** Start of EXERCISE DATA **

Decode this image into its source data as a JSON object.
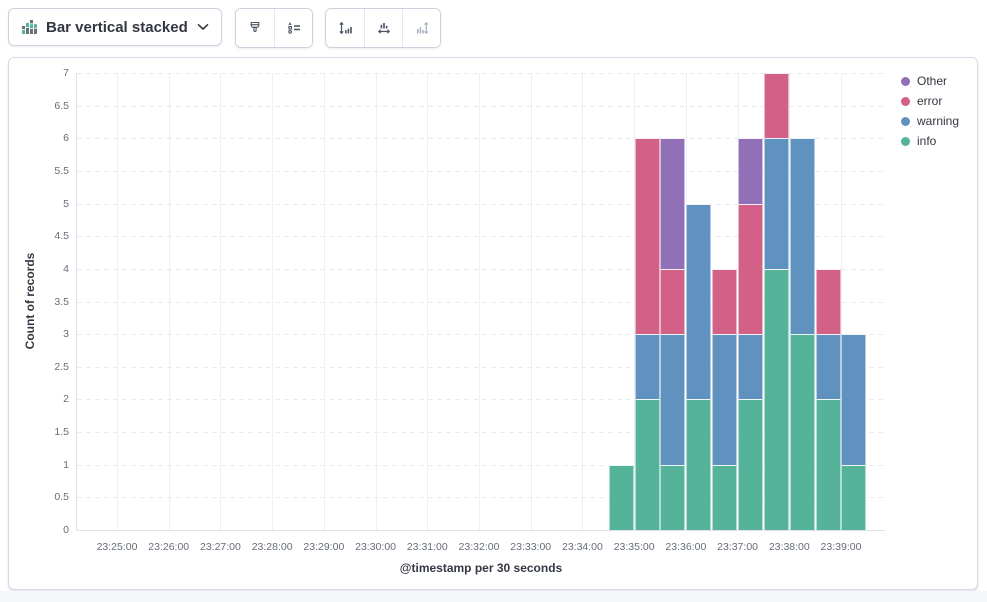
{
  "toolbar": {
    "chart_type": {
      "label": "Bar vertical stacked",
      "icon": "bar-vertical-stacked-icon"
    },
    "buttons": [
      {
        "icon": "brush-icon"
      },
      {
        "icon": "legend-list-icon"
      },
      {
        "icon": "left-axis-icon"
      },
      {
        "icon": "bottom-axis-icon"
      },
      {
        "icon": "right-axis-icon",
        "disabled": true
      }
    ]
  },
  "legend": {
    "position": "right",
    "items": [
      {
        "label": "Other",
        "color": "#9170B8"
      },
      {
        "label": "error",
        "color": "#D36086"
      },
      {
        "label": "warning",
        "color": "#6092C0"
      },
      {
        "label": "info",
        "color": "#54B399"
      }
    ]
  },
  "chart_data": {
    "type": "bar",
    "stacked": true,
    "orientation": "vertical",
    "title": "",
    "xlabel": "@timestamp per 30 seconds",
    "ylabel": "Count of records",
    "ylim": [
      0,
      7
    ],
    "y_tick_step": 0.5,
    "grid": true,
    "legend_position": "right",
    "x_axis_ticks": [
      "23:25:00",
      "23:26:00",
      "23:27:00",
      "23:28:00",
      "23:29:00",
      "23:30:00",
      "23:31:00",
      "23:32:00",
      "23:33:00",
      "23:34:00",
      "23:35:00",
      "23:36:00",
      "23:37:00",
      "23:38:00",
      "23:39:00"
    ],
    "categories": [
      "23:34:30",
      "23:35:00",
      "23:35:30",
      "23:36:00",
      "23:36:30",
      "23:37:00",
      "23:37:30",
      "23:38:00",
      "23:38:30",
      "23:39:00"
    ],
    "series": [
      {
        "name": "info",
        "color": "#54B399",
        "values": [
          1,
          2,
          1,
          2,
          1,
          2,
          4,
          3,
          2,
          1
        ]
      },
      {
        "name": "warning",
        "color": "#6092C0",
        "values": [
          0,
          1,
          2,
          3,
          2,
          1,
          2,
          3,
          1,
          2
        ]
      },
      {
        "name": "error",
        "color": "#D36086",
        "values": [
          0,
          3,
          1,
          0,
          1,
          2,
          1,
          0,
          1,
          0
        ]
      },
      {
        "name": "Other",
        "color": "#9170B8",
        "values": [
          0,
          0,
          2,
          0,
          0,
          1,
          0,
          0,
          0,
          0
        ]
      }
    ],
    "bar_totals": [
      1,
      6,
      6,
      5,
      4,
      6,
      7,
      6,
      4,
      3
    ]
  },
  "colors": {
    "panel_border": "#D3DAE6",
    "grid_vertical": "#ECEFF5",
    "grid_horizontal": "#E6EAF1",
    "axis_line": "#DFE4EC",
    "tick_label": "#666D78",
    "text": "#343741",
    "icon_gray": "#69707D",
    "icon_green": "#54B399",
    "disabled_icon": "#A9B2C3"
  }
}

** End of EXERCISE DATA **

INSTRUCTION
Find each line holding the string "right" and copy it out.

EXERCISE RESPONSE
        "icon": "right-axis-icon",
    "position": "right",
    "legend_position": "right",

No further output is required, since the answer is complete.